● SHORT TASK: For each line of the data below that holds "garie", copy the line.

● SUPPLIED MATERIAL:
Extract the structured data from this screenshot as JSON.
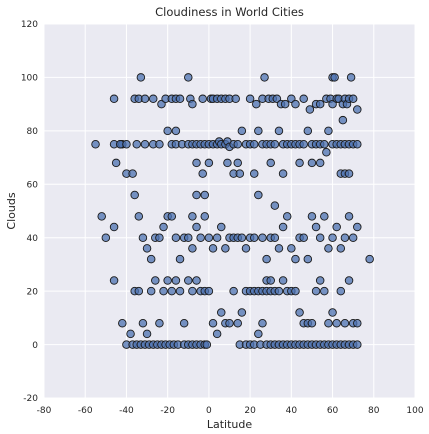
{
  "chart_data": {
    "type": "scatter",
    "title": "Cloudiness in World Cities",
    "xlabel": "Latitude",
    "ylabel": "Clouds",
    "xlim": [
      -80,
      100
    ],
    "ylim": [
      -20,
      120
    ],
    "xticks": [
      "-80",
      "-60",
      "-40",
      "-20",
      "0",
      "20",
      "40",
      "60",
      "80",
      "100"
    ],
    "yticks": [
      "120",
      "100",
      "80",
      "60",
      "40",
      "20",
      "0",
      "-20"
    ],
    "grid": true,
    "background_color": "#eaeaf2",
    "marker_color": "#4c72b0",
    "series": [
      {
        "points": [
          [
            -55,
            75
          ],
          [
            -52,
            48
          ],
          [
            -50,
            40
          ],
          [
            -46,
            92
          ],
          [
            -45,
            68
          ],
          [
            -43,
            75
          ],
          [
            -42,
            75
          ],
          [
            -40,
            64
          ],
          [
            -37,
            64
          ],
          [
            -36,
            92
          ],
          [
            -33,
            100
          ],
          [
            -34,
            92
          ],
          [
            -31,
            92
          ],
          [
            -27,
            92
          ],
          [
            -23,
            90
          ],
          [
            -21,
            92
          ],
          [
            -18,
            92
          ],
          [
            -16,
            92
          ],
          [
            -14,
            92
          ],
          [
            -10,
            100
          ],
          [
            -9,
            92
          ],
          [
            -8,
            90
          ],
          [
            -3,
            92
          ],
          [
            1,
            92
          ],
          [
            2,
            92
          ],
          [
            4,
            92
          ],
          [
            6,
            92
          ],
          [
            8,
            92
          ],
          [
            10,
            92
          ],
          [
            13,
            92
          ],
          [
            20,
            92
          ],
          [
            23,
            90
          ],
          [
            26,
            92
          ],
          [
            29,
            92
          ],
          [
            31,
            92
          ],
          [
            33,
            92
          ],
          [
            35,
            90
          ],
          [
            37,
            90
          ],
          [
            40,
            92
          ],
          [
            42,
            90
          ],
          [
            46,
            92
          ],
          [
            49,
            88
          ],
          [
            52,
            90
          ],
          [
            54,
            90
          ],
          [
            57,
            92
          ],
          [
            59,
            92
          ],
          [
            60,
            90
          ],
          [
            62,
            92
          ],
          [
            63,
            92
          ],
          [
            65,
            90
          ],
          [
            66,
            92
          ],
          [
            67,
            90
          ],
          [
            68,
            92
          ],
          [
            70,
            92
          ],
          [
            72,
            88
          ],
          [
            27,
            100
          ],
          [
            60,
            100
          ],
          [
            61,
            100
          ],
          [
            69,
            100
          ],
          [
            -46,
            75
          ],
          [
            -43,
            75
          ],
          [
            -40,
            75
          ],
          [
            -35,
            75
          ],
          [
            -31,
            75
          ],
          [
            -27,
            75
          ],
          [
            -24,
            75
          ],
          [
            -20,
            80
          ],
          [
            -18,
            75
          ],
          [
            -16,
            75
          ],
          [
            -13,
            75
          ],
          [
            -10,
            75
          ],
          [
            -8,
            75
          ],
          [
            -6,
            75
          ],
          [
            -4,
            75
          ],
          [
            -2,
            75
          ],
          [
            0,
            75
          ],
          [
            2,
            75
          ],
          [
            4,
            75
          ],
          [
            5,
            76
          ],
          [
            6,
            75
          ],
          [
            8,
            75
          ],
          [
            9,
            76
          ],
          [
            10,
            74
          ],
          [
            12,
            75
          ],
          [
            14,
            75
          ],
          [
            16,
            80
          ],
          [
            18,
            75
          ],
          [
            20,
            75
          ],
          [
            22,
            75
          ],
          [
            24,
            80
          ],
          [
            26,
            75
          ],
          [
            28,
            75
          ],
          [
            30,
            75
          ],
          [
            32,
            75
          ],
          [
            34,
            80
          ],
          [
            36,
            75
          ],
          [
            38,
            75
          ],
          [
            40,
            75
          ],
          [
            42,
            75
          ],
          [
            44,
            75
          ],
          [
            46,
            75
          ],
          [
            48,
            80
          ],
          [
            50,
            75
          ],
          [
            52,
            75
          ],
          [
            54,
            75
          ],
          [
            56,
            75
          ],
          [
            58,
            80
          ],
          [
            60,
            75
          ],
          [
            62,
            75
          ],
          [
            64,
            75
          ],
          [
            66,
            75
          ],
          [
            68,
            75
          ],
          [
            70,
            75
          ],
          [
            72,
            75
          ],
          [
            -16,
            80
          ],
          [
            65,
            84
          ],
          [
            57,
            72
          ],
          [
            64,
            64
          ],
          [
            66,
            64
          ],
          [
            68,
            64
          ],
          [
            54,
            68
          ],
          [
            50,
            68
          ],
          [
            44,
            68
          ],
          [
            -8,
            48
          ],
          [
            -6,
            68
          ],
          [
            0,
            68
          ],
          [
            -3,
            64
          ],
          [
            9,
            68
          ],
          [
            14,
            68
          ],
          [
            12,
            64
          ],
          [
            15,
            64
          ],
          [
            22,
            64
          ],
          [
            30,
            68
          ],
          [
            36,
            64
          ],
          [
            -46,
            24
          ],
          [
            -42,
            8
          ],
          [
            -40,
            0
          ],
          [
            -37,
            0
          ],
          [
            -35,
            0
          ],
          [
            -33,
            0
          ],
          [
            -31,
            0
          ],
          [
            -29,
            0
          ],
          [
            -27,
            0
          ],
          [
            -25,
            0
          ],
          [
            -23,
            0
          ],
          [
            -21,
            0
          ],
          [
            -19,
            0
          ],
          [
            -17,
            0
          ],
          [
            -15,
            0
          ],
          [
            -12,
            0
          ],
          [
            -10,
            0
          ],
          [
            -8,
            0
          ],
          [
            -6,
            0
          ],
          [
            -4,
            0
          ],
          [
            -2,
            0
          ],
          [
            -1,
            0
          ],
          [
            15,
            0
          ],
          [
            18,
            0
          ],
          [
            20,
            0
          ],
          [
            22,
            0
          ],
          [
            25,
            0
          ],
          [
            28,
            0
          ],
          [
            30,
            0
          ],
          [
            32,
            0
          ],
          [
            34,
            0
          ],
          [
            36,
            0
          ],
          [
            38,
            0
          ],
          [
            40,
            0
          ],
          [
            42,
            0
          ],
          [
            44,
            0
          ],
          [
            46,
            0
          ],
          [
            48,
            0
          ],
          [
            50,
            0
          ],
          [
            52,
            0
          ],
          [
            54,
            0
          ],
          [
            56,
            0
          ],
          [
            58,
            0
          ],
          [
            60,
            0
          ],
          [
            62,
            0
          ],
          [
            64,
            0
          ],
          [
            66,
            0
          ],
          [
            68,
            0
          ],
          [
            70,
            0
          ],
          [
            72,
            0
          ],
          [
            -38,
            4
          ],
          [
            -36,
            20
          ],
          [
            -34,
            20
          ],
          [
            -32,
            8
          ],
          [
            -30,
            4
          ],
          [
            -28,
            20
          ],
          [
            -26,
            24
          ],
          [
            -24,
            8
          ],
          [
            -22,
            20
          ],
          [
            -20,
            24
          ],
          [
            -18,
            20
          ],
          [
            -16,
            24
          ],
          [
            -14,
            20
          ],
          [
            -12,
            8
          ],
          [
            -10,
            24
          ],
          [
            -8,
            20
          ],
          [
            -6,
            24
          ],
          [
            -4,
            20
          ],
          [
            -2,
            20
          ],
          [
            0,
            20
          ],
          [
            2,
            8
          ],
          [
            4,
            4
          ],
          [
            6,
            12
          ],
          [
            8,
            8
          ],
          [
            10,
            8
          ],
          [
            12,
            20
          ],
          [
            14,
            8
          ],
          [
            16,
            12
          ],
          [
            18,
            20
          ],
          [
            20,
            20
          ],
          [
            22,
            20
          ],
          [
            24,
            20
          ],
          [
            26,
            20
          ],
          [
            28,
            20
          ],
          [
            30,
            20
          ],
          [
            32,
            20
          ],
          [
            34,
            20
          ],
          [
            36,
            24
          ],
          [
            38,
            20
          ],
          [
            40,
            20
          ],
          [
            42,
            20
          ],
          [
            44,
            12
          ],
          [
            46,
            8
          ],
          [
            48,
            8
          ],
          [
            50,
            8
          ],
          [
            52,
            20
          ],
          [
            54,
            24
          ],
          [
            56,
            20
          ],
          [
            58,
            8
          ],
          [
            60,
            12
          ],
          [
            62,
            8
          ],
          [
            64,
            20
          ],
          [
            66,
            8
          ],
          [
            68,
            24
          ],
          [
            70,
            8
          ],
          [
            72,
            8
          ],
          [
            28,
            24
          ],
          [
            30,
            24
          ],
          [
            26,
            8
          ],
          [
            24,
            4
          ],
          [
            78,
            32
          ],
          [
            -36,
            56
          ],
          [
            -34,
            48
          ],
          [
            -32,
            40
          ],
          [
            -30,
            36
          ],
          [
            -28,
            32
          ],
          [
            -26,
            40
          ],
          [
            -24,
            40
          ],
          [
            -22,
            44
          ],
          [
            -20,
            48
          ],
          [
            -18,
            48
          ],
          [
            -16,
            40
          ],
          [
            -14,
            32
          ],
          [
            -12,
            40
          ],
          [
            -10,
            40
          ],
          [
            -8,
            36
          ],
          [
            -6,
            44
          ],
          [
            -4,
            40
          ],
          [
            -2,
            48
          ],
          [
            0,
            40
          ],
          [
            2,
            36
          ],
          [
            4,
            40
          ],
          [
            6,
            44
          ],
          [
            8,
            36
          ],
          [
            10,
            40
          ],
          [
            12,
            40
          ],
          [
            14,
            40
          ],
          [
            16,
            40
          ],
          [
            18,
            36
          ],
          [
            20,
            40
          ],
          [
            22,
            40
          ],
          [
            24,
            56
          ],
          [
            26,
            40
          ],
          [
            28,
            32
          ],
          [
            30,
            40
          ],
          [
            32,
            40
          ],
          [
            34,
            36
          ],
          [
            36,
            44
          ],
          [
            38,
            48
          ],
          [
            40,
            36
          ],
          [
            42,
            32
          ],
          [
            44,
            40
          ],
          [
            46,
            40
          ],
          [
            48,
            32
          ],
          [
            50,
            48
          ],
          [
            52,
            44
          ],
          [
            54,
            40
          ],
          [
            56,
            48
          ],
          [
            58,
            36
          ],
          [
            60,
            40
          ],
          [
            62,
            44
          ],
          [
            64,
            36
          ],
          [
            66,
            40
          ],
          [
            68,
            48
          ],
          [
            70,
            40
          ],
          [
            72,
            44
          ],
          [
            -6,
            56
          ],
          [
            32,
            52
          ],
          [
            -2,
            56
          ],
          [
            -46,
            44
          ]
        ]
      }
    ]
  }
}
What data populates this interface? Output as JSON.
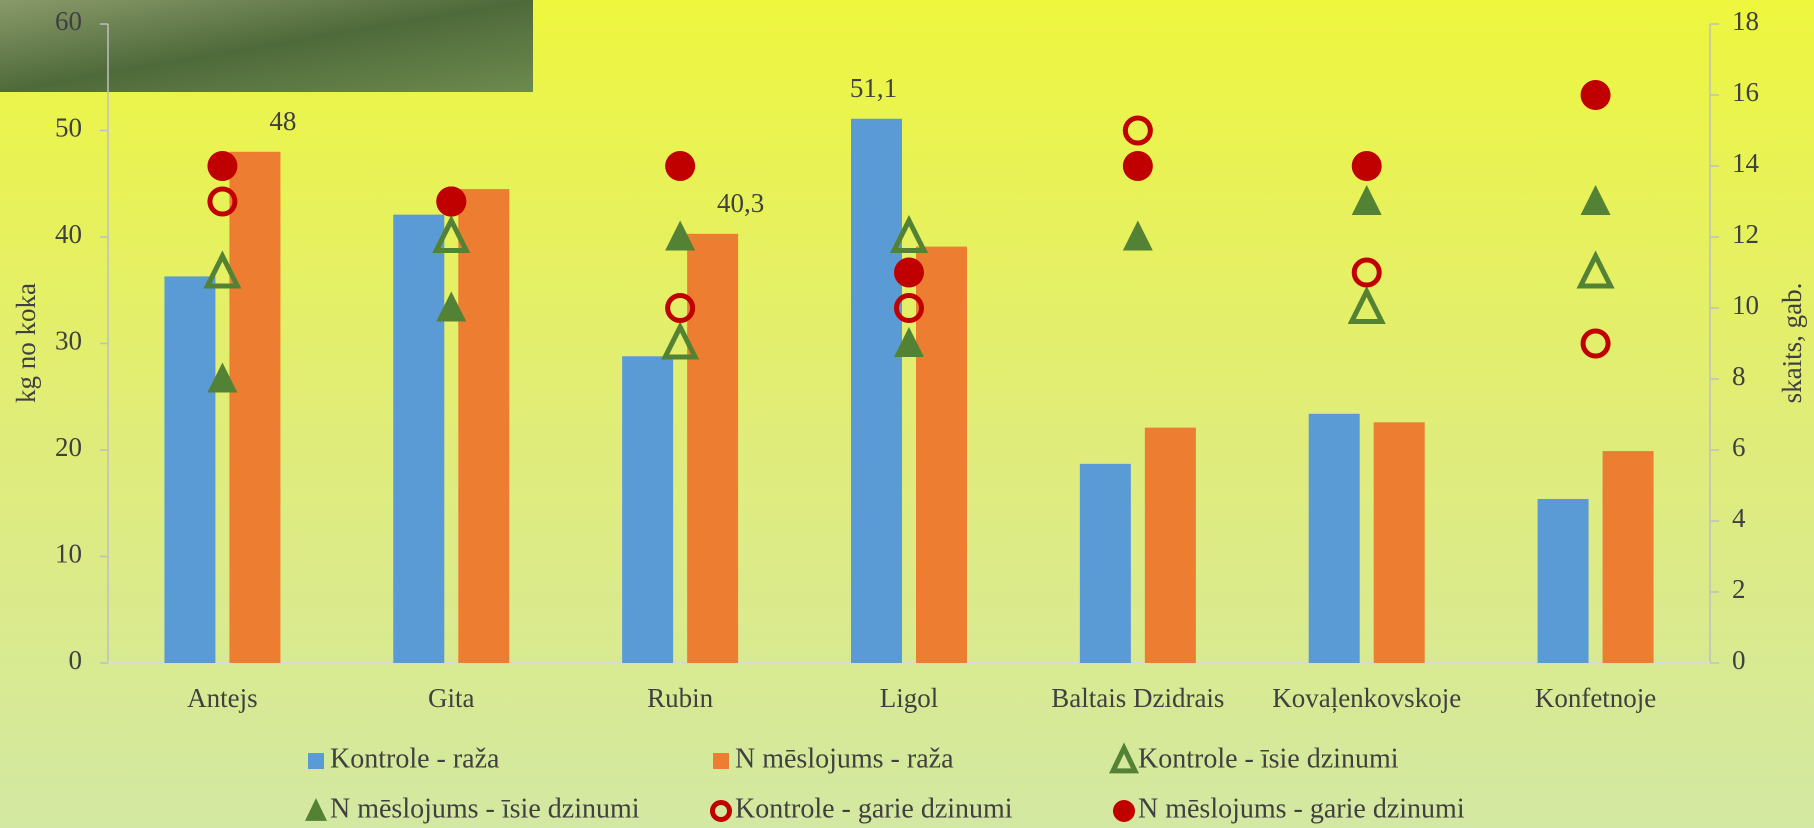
{
  "chart_data": {
    "type": "combo",
    "categories": [
      "Antejs",
      "Gita",
      "Rubin",
      "Ligol",
      "Baltais Dzidrais",
      "Kovaļenkovskoje",
      "Konfetnoje"
    ],
    "y_label": "kg no koka",
    "y2_label": "skaits, gab.",
    "ylim": [
      0,
      60
    ],
    "yticks": [
      0,
      10,
      20,
      30,
      40,
      50,
      60
    ],
    "y2lim": [
      0,
      18
    ],
    "y2ticks": [
      0,
      2,
      4,
      6,
      8,
      10,
      12,
      14,
      16,
      18
    ],
    "series": [
      {
        "name": "Kontrole - raža",
        "type": "bar",
        "color": "#5b9bd5",
        "values": [
          36.3,
          42.1,
          28.8,
          51.1,
          18.7,
          23.4,
          15.4
        ],
        "value_labels": [
          null,
          null,
          null,
          "51,1",
          null,
          null,
          null
        ]
      },
      {
        "name": "N mēslojums - raža",
        "type": "bar",
        "color": "#ed7d31",
        "values": [
          48,
          44.5,
          40.3,
          39.1,
          22.1,
          22.6,
          19.9
        ],
        "value_labels": [
          "48",
          null,
          "40,3",
          null,
          null,
          null,
          null
        ]
      },
      {
        "name": "Kontrole - īsie dzinumi",
        "type": "scatter",
        "marker": "triangle",
        "filled": false,
        "axis": "y2",
        "color": "#548235",
        "values": [
          11,
          12,
          9,
          12,
          null,
          10,
          11
        ]
      },
      {
        "name": "N mēslojums - īsie dzinumi",
        "type": "scatter",
        "marker": "triangle",
        "filled": true,
        "axis": "y2",
        "color": "#548235",
        "values": [
          8,
          10,
          12,
          9,
          12,
          13,
          13
        ]
      },
      {
        "name": "Kontrole - garie dzinumi",
        "type": "scatter",
        "marker": "circle",
        "filled": false,
        "axis": "y2",
        "color": "#c00000",
        "values": [
          13,
          13,
          10,
          10,
          15,
          11,
          9
        ]
      },
      {
        "name": "N mēslojums - garie dzinumi",
        "type": "scatter",
        "marker": "circle",
        "filled": true,
        "axis": "y2",
        "color": "#c00000",
        "values": [
          14,
          13,
          14,
          11,
          14,
          14,
          16
        ]
      }
    ]
  }
}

● REPLY:
        "name": "Kontrole - garie dzinumi",
        "name": "N mēslojums - garie dzinumi",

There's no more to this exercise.